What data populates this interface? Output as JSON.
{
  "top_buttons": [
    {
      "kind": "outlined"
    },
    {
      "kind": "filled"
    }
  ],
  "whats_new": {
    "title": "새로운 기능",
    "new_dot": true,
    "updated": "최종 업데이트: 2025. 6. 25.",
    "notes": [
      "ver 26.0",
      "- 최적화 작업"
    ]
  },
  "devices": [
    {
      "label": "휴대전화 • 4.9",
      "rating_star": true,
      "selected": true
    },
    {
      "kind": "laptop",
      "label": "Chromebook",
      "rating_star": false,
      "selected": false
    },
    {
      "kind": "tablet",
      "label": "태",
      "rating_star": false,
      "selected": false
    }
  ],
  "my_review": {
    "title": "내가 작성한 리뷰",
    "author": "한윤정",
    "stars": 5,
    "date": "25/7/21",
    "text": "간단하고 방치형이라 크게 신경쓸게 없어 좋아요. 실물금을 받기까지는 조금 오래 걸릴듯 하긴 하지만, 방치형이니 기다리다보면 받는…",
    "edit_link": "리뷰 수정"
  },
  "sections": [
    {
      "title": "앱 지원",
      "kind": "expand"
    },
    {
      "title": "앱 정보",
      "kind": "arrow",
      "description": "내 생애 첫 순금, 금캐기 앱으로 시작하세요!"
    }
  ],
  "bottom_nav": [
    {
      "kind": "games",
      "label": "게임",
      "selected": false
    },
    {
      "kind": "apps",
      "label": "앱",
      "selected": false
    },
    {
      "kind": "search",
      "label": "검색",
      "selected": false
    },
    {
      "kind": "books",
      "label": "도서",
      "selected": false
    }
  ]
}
┄┄┄┄┄┄┄┄┄┄
Set task: In the records above, locate every line with the string "true" and copy it.

Result for this exercise:
    "new_dot": true,
      "rating_star": true,
      "selected": true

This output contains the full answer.